TASK OBJECTIVE: Write out the entire listing below exactly as it appears, minus any pictures.
===== DATA ENTRIES =====
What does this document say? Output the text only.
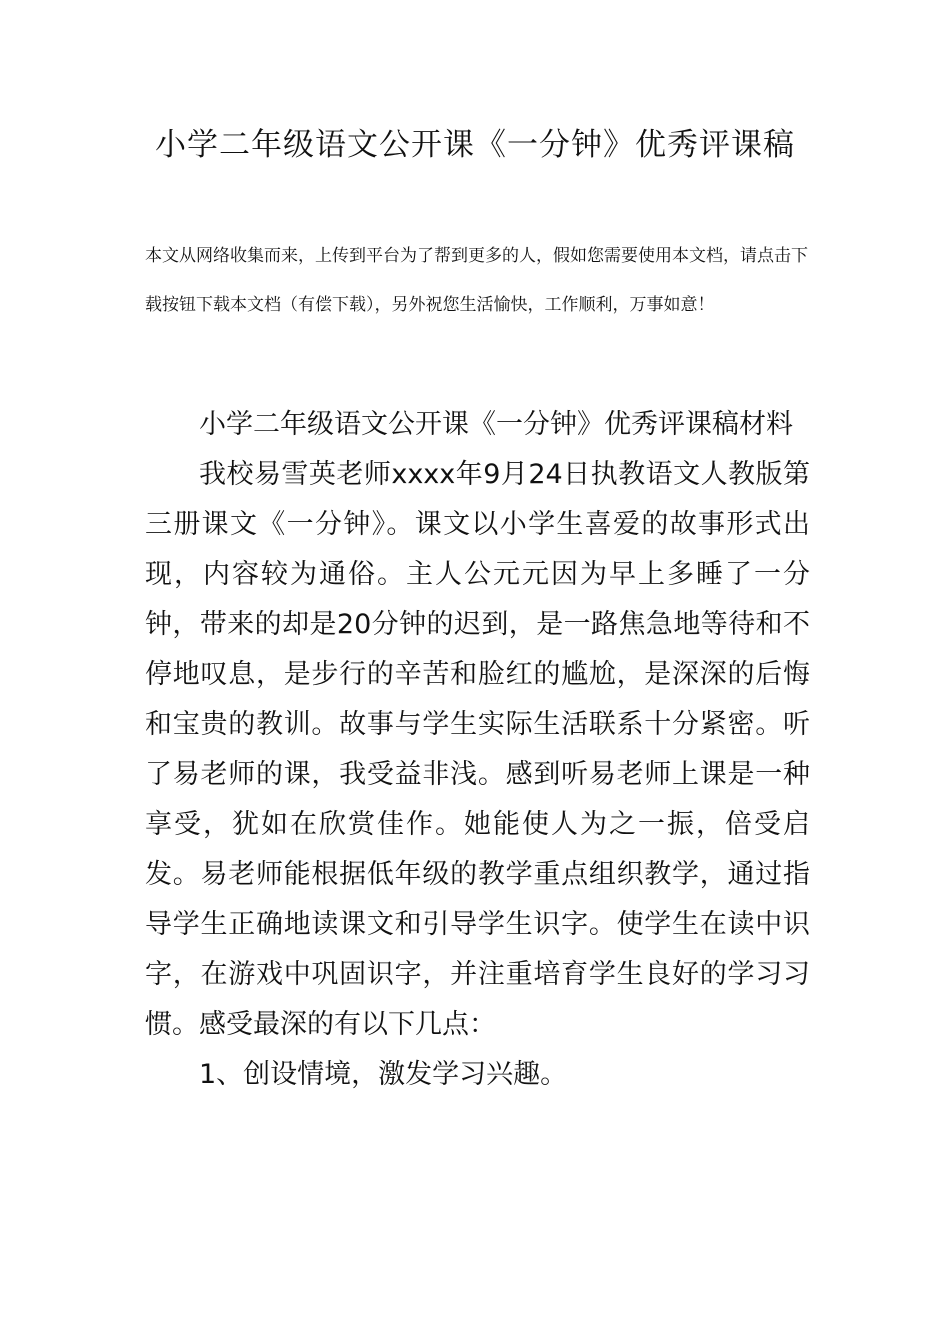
小学二年级语文公开课《一分钟》优秀评课稿
本文从网络收集而来，上传到平台为了帮到更多的人，假如您需要使用本文档，请点击下载按钮下载本文档（有偿下载），另外祝您生活愉快，工作顺利，万事如意！

小学二年级语文公开课《一分钟》优秀评课稿材料

我校易雪英老师xxxx年9月24日执教语文人教版第三册课文《一分钟》。课文以小学生喜爱的故事形式出现，内容较为通俗。主人公元元因为早上多睡了一分钟，带来的却是20分钟的迟到，是一路焦急地等待和不停地叹息，是步行的辛苦和脸红的尴尬，是深深的后悔和宝贵的教训。故事与学生实际生活联系十分紧密。听了易老师的课，我受益非浅。感到听易老师上课是一种享受，犹如在欣赏佳作。她能使人为之一振，倍受启发。易老师能根据低年级的教学重点组织教学，通过指导学生正确地读课文和引导学生识字。使学生在读中识字，在游戏中巩固识字，并注重培育学生良好的学习习惯。感受最深的有以下几点：

1、创设情境，激发学习兴趣。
=====
WORKED ANSWER:
What does this document say? Output the text only.
小学二年级语文公开课《一分钟》优秀评课稿
本文从网络收集而来，上传到平台为了帮到更多的人，假如您需要使用本文档，请点击下载按钮下载本文档（有偿下载），另外祝您生活愉快，工作顺利，万事如意！

小学二年级语文公开课《一分钟》优秀评课稿材料

我校易雪英老师xxxx年9月24日执教语文人教版第三册课文《一分钟》。课文以小学生喜爱的故事形式出现，内容较为通俗。主人公元元因为早上多睡了一分钟，带来的却是20分钟的迟到，是一路焦急地等待和不停地叹息，是步行的辛苦和脸红的尴尬，是深深的后悔和宝贵的教训。故事与学生实际生活联系十分紧密。听了易老师的课，我受益非浅。感到听易老师上课是一种享受，犹如在欣赏佳作。她能使人为之一振，倍受启发。易老师能根据低年级的教学重点组织教学，通过指导学生正确地读课文和引导学生识字。使学生在读中识字，在游戏中巩固识字，并注重培育学生良好的学习习惯。感受最深的有以下几点：

1、创设情境，激发学习兴趣。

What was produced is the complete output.